• _PROBLEM TO SOLVE_:
Copy each line that holds "Karl".

• _DATA PROVIDED_:

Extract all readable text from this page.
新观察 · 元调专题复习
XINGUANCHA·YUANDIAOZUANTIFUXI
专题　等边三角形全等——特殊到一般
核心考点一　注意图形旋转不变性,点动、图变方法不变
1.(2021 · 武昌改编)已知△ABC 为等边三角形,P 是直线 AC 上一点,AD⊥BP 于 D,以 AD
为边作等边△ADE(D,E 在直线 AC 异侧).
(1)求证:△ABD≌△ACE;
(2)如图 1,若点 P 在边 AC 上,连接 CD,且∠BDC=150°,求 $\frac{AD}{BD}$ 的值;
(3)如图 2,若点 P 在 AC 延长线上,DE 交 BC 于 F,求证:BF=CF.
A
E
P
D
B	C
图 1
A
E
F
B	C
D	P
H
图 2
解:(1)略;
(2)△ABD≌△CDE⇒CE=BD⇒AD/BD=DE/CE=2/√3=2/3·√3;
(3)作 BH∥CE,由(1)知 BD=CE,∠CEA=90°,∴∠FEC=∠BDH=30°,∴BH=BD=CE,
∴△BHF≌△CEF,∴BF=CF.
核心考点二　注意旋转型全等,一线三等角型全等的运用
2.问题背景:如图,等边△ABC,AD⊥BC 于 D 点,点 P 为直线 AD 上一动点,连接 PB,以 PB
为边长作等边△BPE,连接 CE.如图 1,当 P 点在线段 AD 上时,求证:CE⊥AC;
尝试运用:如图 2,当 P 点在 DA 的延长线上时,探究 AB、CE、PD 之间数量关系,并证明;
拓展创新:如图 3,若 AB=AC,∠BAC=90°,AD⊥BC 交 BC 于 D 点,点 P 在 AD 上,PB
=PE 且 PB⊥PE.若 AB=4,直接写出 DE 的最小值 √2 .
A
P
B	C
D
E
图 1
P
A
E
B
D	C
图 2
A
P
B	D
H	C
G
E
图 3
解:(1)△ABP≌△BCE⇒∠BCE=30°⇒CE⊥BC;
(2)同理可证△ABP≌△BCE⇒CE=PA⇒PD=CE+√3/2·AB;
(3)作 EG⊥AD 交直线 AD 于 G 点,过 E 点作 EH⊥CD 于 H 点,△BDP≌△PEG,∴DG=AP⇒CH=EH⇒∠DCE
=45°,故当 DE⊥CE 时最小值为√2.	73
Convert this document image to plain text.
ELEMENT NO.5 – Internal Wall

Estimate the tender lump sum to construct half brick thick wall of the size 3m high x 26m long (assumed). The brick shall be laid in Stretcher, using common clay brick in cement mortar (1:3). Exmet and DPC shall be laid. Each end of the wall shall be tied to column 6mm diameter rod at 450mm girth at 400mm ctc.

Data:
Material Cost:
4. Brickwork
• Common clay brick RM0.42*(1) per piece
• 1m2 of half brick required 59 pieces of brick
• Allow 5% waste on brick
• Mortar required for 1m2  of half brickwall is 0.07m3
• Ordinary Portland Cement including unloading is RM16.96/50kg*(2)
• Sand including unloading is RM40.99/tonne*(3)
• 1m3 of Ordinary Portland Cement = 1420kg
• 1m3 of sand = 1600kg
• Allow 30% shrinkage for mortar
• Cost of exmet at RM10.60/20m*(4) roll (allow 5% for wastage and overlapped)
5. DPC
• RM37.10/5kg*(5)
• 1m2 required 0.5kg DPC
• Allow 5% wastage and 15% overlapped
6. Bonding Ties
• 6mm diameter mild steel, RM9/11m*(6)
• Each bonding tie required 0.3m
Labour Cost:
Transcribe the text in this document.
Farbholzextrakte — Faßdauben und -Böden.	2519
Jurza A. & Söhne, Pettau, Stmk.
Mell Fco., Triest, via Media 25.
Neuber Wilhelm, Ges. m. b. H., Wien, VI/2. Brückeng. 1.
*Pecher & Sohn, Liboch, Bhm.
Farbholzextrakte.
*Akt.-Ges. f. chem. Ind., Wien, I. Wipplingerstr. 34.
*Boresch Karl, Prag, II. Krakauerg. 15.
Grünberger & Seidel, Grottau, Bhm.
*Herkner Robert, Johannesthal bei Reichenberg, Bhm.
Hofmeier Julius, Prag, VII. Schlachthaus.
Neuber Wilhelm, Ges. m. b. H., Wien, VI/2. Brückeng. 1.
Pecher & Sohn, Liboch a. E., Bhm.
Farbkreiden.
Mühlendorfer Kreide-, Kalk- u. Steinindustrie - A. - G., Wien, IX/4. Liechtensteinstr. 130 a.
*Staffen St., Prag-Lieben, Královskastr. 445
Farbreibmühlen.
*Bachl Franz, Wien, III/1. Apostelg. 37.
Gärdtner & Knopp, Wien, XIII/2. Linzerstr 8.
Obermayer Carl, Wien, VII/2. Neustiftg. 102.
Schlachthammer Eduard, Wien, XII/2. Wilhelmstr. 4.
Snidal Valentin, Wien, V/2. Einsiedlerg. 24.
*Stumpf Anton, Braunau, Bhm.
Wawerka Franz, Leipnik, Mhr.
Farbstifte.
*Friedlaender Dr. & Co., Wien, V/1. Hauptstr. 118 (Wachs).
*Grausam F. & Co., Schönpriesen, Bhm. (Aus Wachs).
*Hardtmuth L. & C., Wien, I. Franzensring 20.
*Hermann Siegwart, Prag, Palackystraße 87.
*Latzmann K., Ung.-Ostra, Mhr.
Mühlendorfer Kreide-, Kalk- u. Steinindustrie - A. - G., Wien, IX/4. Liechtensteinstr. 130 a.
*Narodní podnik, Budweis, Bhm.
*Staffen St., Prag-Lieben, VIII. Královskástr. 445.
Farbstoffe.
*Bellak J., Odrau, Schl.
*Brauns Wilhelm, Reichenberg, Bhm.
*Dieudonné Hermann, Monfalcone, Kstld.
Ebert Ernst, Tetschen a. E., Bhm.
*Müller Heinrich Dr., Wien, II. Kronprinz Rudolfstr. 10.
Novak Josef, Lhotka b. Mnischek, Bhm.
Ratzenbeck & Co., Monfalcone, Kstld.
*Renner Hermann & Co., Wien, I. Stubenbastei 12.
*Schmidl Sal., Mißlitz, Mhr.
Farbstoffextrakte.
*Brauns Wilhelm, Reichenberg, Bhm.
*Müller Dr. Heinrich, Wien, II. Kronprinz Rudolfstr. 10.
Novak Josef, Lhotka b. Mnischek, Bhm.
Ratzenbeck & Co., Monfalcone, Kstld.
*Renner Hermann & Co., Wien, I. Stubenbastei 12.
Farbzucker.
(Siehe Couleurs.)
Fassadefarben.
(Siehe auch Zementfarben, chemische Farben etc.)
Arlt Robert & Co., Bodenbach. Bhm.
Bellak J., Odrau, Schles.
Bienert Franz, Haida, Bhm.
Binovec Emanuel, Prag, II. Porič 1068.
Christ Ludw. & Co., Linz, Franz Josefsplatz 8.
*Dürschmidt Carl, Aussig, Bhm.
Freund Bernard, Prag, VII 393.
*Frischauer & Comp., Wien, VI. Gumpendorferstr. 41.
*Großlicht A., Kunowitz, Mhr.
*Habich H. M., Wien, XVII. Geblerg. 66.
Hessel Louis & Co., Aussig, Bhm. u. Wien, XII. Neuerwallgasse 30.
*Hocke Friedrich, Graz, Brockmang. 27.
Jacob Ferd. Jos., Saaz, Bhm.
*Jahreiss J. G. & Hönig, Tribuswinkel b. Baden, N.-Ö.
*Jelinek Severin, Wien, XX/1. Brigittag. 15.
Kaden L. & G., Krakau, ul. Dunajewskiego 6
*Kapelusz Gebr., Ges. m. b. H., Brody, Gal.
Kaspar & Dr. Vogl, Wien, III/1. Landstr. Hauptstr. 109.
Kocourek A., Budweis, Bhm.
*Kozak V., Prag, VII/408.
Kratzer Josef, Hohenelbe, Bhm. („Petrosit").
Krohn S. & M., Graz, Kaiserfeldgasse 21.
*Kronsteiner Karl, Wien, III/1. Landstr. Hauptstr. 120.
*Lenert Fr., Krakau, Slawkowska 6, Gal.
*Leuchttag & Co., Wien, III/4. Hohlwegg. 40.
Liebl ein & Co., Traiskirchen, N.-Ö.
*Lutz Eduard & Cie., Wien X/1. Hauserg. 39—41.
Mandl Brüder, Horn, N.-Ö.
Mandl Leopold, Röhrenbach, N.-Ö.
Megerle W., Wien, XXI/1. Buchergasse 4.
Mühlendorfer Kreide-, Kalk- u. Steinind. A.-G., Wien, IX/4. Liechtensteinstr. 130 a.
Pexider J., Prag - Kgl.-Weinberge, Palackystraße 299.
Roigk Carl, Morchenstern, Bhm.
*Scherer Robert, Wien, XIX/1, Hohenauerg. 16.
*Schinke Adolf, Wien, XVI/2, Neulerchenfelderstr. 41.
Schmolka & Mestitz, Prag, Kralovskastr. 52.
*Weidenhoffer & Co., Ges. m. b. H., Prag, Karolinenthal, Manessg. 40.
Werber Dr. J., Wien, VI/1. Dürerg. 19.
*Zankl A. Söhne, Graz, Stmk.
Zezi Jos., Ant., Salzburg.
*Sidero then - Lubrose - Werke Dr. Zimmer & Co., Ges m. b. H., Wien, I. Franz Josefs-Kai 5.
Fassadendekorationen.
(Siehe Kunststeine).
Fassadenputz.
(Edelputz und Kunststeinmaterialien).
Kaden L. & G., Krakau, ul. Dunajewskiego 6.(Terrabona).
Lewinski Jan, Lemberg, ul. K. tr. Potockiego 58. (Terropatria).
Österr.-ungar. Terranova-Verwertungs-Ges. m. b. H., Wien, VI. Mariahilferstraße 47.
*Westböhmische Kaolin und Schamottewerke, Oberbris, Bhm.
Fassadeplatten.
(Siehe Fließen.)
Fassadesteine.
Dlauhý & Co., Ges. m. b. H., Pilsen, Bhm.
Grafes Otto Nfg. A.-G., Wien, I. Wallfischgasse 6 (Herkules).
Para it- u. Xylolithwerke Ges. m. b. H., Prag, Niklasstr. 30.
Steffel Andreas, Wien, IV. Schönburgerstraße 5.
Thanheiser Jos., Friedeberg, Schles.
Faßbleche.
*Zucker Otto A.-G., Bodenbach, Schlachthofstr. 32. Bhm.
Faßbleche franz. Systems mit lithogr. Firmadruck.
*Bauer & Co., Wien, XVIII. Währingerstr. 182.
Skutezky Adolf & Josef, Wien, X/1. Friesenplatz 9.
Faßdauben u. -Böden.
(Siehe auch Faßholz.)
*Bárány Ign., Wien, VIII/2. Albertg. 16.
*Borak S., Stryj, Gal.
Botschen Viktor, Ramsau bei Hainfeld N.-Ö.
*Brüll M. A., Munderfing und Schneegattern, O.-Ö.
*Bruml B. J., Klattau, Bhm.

• _EXERCISE OUTPUT_:
*Boresch Karl, Prag, II. Krakauerg. 15.
*Kronsteiner Karl, Wien, III/1. Landstr. Hauptstr. 120.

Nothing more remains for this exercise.